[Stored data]
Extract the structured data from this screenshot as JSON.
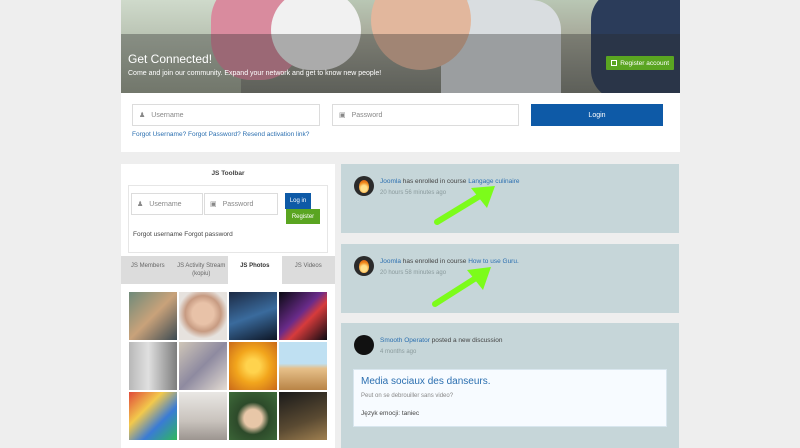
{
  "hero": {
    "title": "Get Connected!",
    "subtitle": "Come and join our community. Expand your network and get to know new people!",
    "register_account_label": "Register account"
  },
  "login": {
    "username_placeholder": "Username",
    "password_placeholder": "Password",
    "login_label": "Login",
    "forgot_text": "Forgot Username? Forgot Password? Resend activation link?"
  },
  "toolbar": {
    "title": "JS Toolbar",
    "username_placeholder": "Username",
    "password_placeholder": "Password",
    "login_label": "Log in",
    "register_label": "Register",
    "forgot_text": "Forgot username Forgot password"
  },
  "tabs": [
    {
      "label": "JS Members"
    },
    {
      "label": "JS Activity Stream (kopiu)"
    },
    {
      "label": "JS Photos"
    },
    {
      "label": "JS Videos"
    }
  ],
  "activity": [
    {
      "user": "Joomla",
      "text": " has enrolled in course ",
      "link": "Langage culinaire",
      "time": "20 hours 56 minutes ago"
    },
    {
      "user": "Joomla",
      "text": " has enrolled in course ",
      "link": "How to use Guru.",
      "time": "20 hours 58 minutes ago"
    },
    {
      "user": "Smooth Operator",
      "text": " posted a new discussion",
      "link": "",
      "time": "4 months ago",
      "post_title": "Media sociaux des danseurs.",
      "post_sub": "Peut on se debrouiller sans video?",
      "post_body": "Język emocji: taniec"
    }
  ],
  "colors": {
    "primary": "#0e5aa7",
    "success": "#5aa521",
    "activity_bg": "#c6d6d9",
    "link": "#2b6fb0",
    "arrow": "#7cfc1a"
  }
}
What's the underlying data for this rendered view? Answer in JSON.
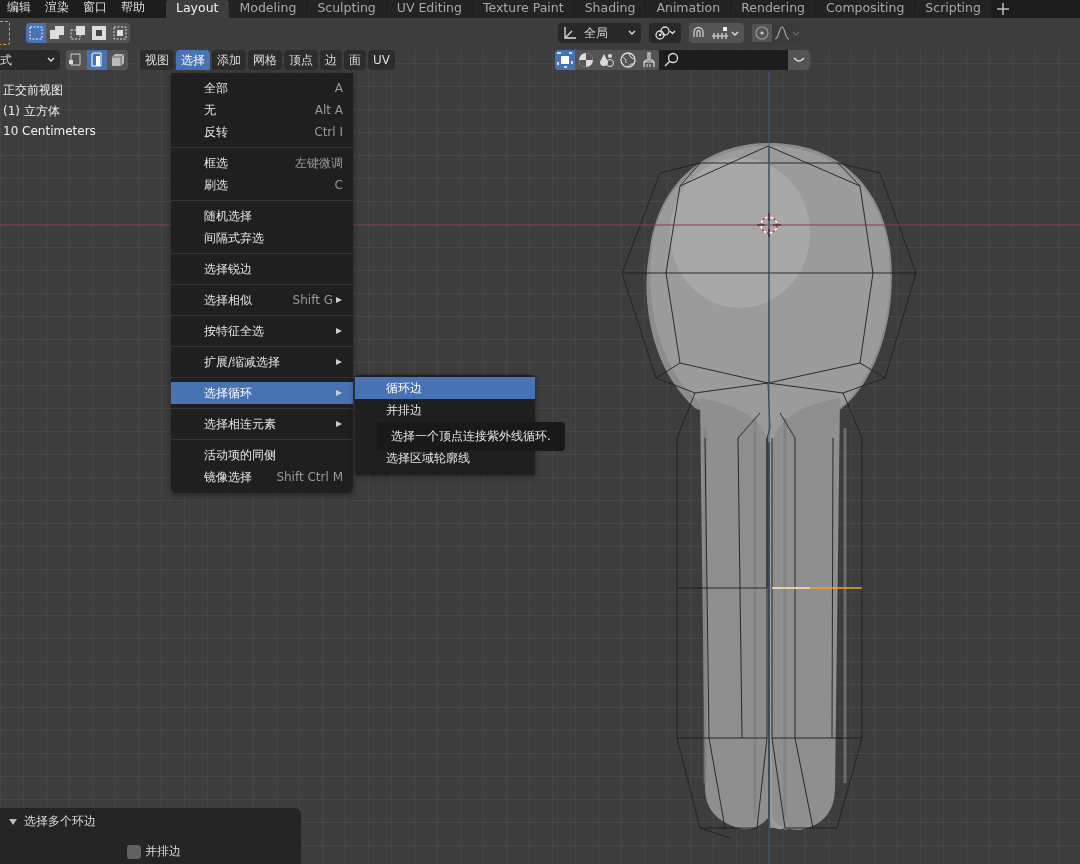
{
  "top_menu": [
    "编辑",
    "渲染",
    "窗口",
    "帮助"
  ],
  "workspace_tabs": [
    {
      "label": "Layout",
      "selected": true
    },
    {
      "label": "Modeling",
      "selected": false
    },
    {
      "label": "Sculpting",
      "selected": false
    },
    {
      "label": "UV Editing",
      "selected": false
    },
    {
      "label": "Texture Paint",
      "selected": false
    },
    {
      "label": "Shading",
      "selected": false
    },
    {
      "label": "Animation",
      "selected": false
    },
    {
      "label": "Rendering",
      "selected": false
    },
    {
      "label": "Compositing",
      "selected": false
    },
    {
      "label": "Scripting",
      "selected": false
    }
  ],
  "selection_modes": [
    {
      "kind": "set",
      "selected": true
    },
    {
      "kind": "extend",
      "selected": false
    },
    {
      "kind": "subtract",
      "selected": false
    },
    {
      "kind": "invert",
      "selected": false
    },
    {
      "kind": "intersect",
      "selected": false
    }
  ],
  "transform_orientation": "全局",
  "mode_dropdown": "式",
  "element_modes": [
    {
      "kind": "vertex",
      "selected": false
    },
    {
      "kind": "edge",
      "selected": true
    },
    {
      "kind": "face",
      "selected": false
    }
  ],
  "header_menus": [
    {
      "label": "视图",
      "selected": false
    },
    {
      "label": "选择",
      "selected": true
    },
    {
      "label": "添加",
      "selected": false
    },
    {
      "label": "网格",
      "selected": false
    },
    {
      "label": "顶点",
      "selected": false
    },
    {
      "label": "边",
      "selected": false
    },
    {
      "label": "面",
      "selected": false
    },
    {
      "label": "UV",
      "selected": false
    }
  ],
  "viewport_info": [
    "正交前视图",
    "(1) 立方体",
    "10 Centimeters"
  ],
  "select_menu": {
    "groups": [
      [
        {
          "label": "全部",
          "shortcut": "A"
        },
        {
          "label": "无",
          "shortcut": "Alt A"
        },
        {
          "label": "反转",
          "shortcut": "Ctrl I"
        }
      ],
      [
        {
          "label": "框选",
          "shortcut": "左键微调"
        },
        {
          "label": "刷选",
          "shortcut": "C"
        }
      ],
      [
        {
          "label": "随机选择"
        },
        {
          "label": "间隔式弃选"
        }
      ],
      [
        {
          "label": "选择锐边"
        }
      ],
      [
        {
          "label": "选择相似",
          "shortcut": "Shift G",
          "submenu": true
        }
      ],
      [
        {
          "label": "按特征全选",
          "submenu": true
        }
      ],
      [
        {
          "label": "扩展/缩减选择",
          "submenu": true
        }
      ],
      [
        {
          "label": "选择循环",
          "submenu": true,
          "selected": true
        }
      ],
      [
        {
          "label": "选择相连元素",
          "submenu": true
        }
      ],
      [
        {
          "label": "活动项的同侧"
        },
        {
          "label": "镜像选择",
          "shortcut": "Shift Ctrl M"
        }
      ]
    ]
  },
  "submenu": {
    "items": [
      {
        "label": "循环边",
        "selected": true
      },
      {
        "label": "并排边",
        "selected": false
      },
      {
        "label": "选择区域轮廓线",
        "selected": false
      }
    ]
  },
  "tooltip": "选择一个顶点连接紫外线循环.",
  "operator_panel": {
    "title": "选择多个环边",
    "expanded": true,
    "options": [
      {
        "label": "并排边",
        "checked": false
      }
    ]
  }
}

==

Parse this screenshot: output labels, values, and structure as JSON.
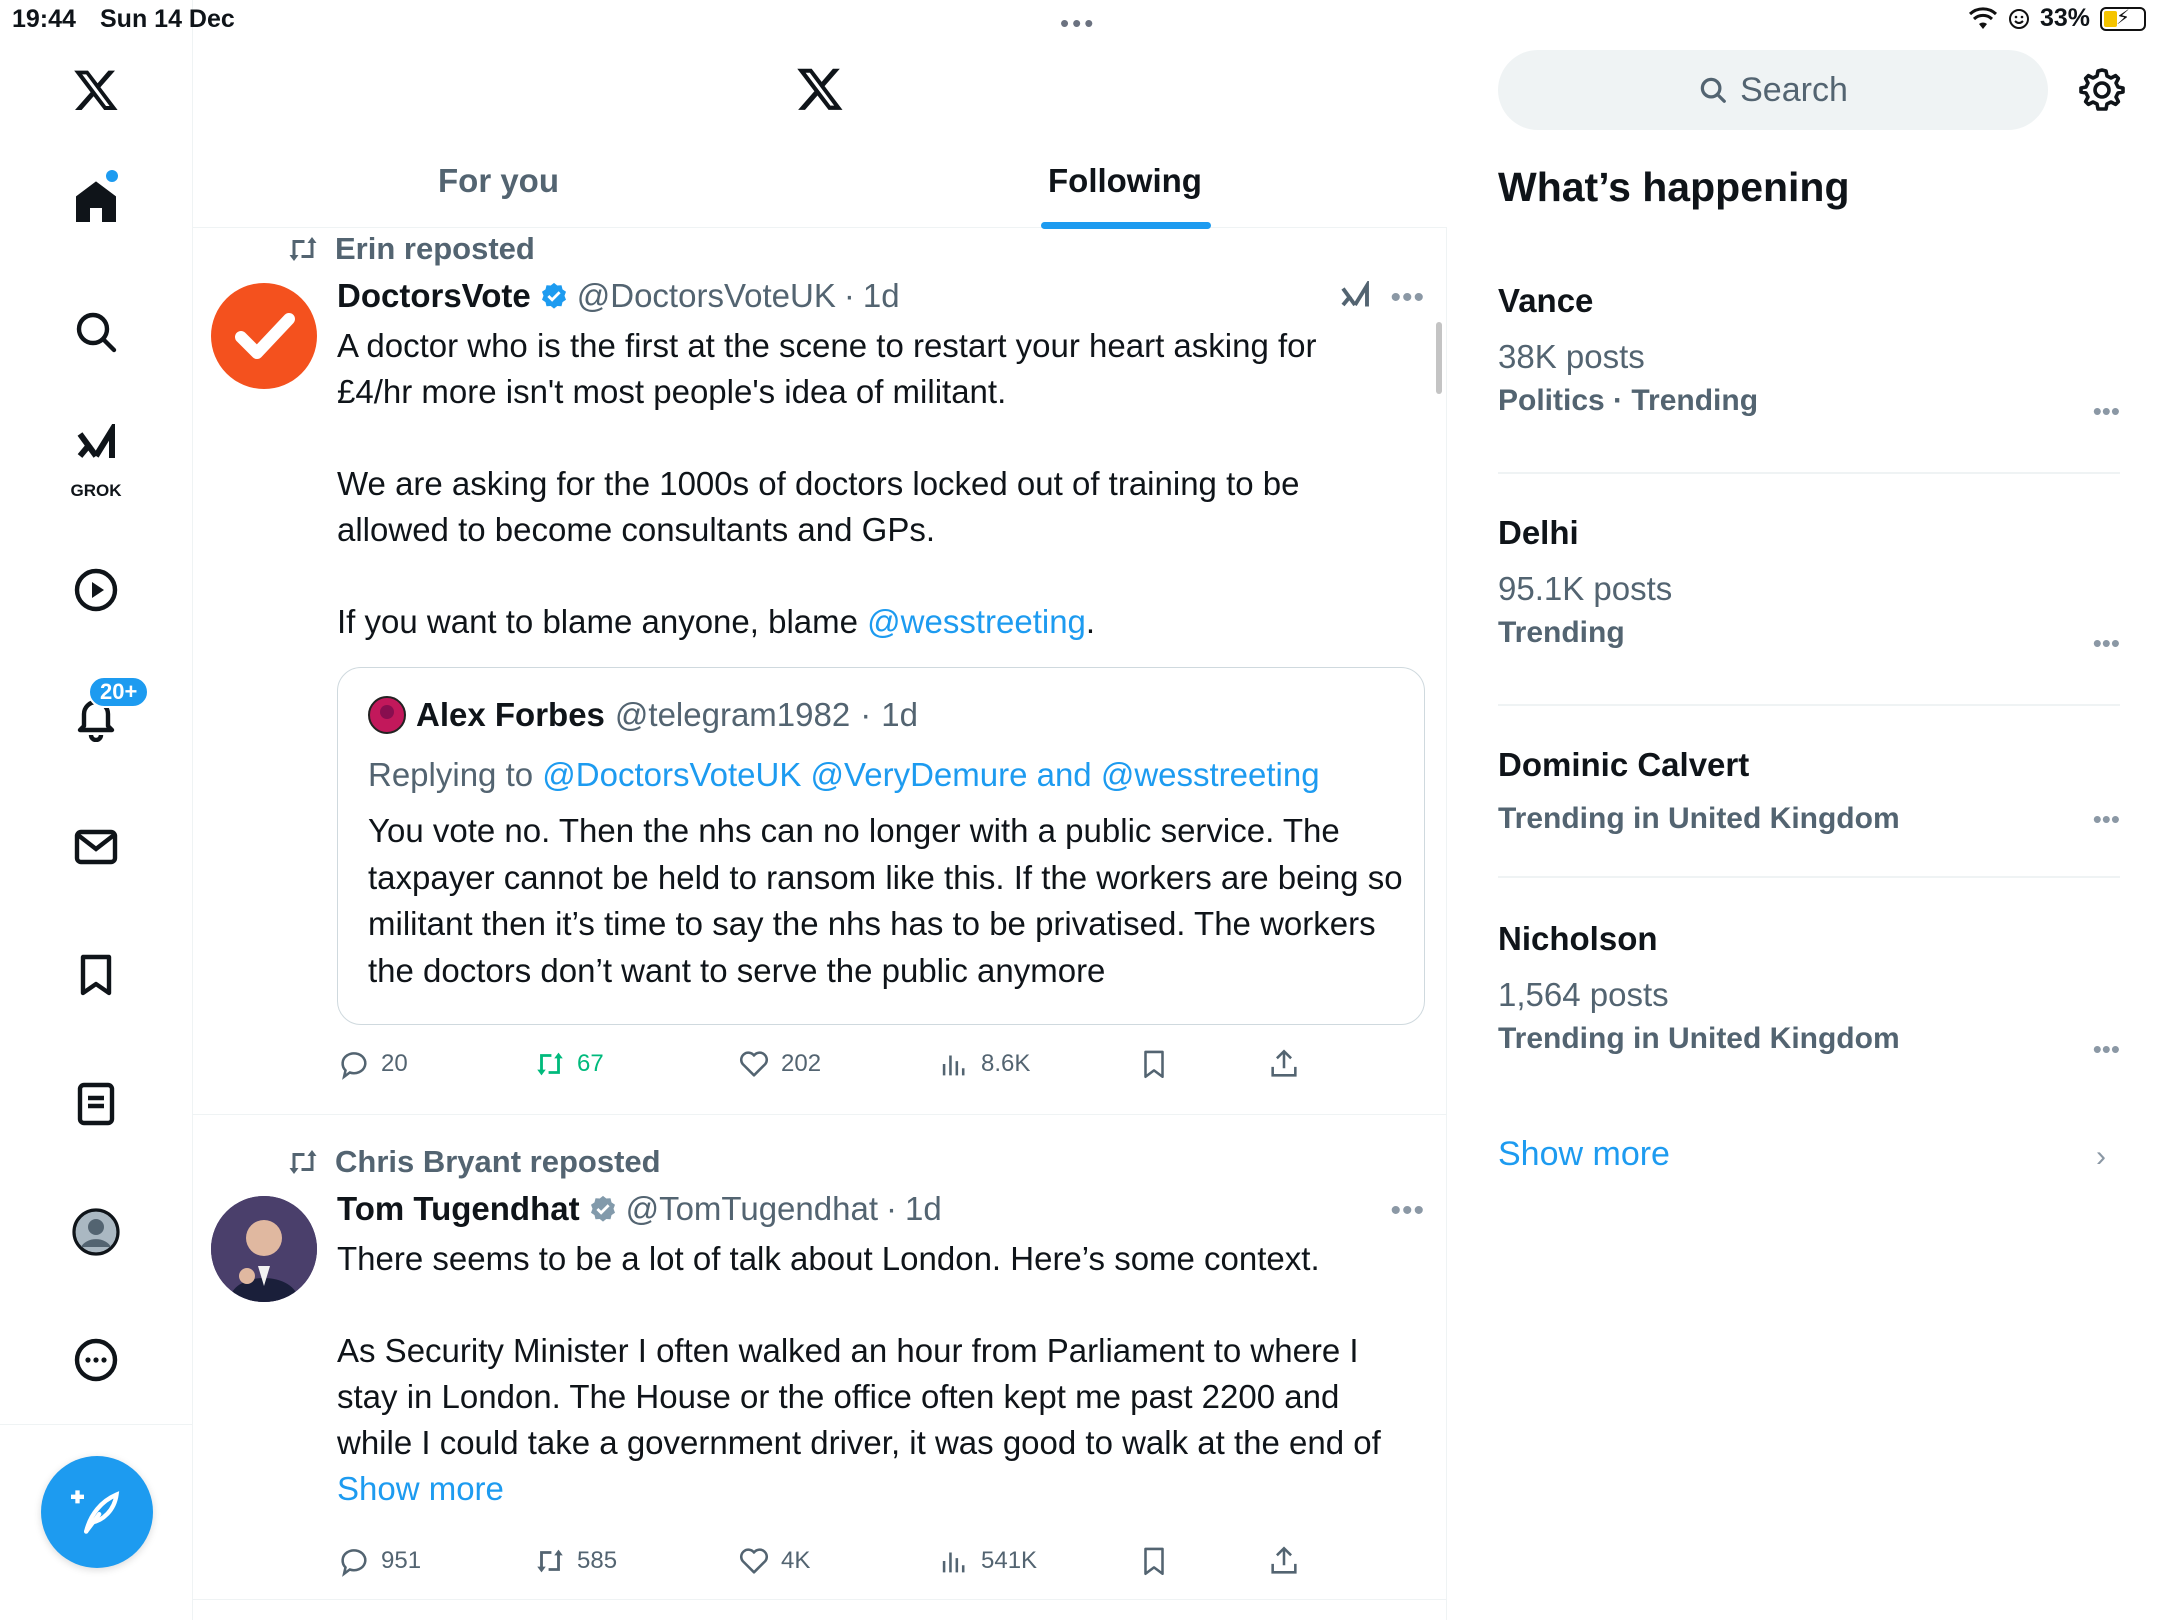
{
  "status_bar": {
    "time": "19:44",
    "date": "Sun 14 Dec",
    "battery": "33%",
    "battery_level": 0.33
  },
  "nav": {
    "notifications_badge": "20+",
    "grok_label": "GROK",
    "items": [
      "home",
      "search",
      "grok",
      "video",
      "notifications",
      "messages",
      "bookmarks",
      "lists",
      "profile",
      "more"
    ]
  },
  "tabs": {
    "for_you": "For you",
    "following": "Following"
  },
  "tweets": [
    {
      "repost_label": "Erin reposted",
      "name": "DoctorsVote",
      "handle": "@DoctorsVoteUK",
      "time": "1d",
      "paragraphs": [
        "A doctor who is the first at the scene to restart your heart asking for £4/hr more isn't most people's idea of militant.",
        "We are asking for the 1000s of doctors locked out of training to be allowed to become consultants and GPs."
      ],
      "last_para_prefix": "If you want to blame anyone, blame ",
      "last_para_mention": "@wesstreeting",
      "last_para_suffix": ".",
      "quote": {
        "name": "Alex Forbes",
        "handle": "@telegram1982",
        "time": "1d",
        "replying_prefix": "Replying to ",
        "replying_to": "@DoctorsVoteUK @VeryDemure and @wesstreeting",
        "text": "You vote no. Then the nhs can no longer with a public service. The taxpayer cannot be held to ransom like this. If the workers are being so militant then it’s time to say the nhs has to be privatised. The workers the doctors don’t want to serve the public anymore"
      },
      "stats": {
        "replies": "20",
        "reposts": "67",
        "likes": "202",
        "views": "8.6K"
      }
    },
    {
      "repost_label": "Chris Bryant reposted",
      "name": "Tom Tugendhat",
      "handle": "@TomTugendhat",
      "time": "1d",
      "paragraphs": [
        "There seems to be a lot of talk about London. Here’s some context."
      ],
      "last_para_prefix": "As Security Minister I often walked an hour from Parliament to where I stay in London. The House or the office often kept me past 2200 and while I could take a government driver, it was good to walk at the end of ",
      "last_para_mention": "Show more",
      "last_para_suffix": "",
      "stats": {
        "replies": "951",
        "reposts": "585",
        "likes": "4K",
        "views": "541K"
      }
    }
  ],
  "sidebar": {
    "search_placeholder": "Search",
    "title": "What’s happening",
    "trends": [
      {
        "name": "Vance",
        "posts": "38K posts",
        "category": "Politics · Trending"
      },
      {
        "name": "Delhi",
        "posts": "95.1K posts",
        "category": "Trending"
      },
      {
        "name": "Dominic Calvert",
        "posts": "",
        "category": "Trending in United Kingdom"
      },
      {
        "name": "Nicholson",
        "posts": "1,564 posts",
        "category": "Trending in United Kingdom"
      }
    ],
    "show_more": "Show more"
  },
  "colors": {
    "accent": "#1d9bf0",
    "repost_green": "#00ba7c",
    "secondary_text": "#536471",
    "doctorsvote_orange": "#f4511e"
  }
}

TASK DESCRIPTION: Search the entries for the word "shortcut" and copy every line that has it.

WRITTEN ANSWER:
          "shortcut": "A"
          "shortcut": "Alt A"
          "shortcut": "Ctrl I"
          "shortcut": "左键微调"
          "shortcut": "C"
          "shortcut": "Shift G",
          "shortcut": "Shift Ctrl M"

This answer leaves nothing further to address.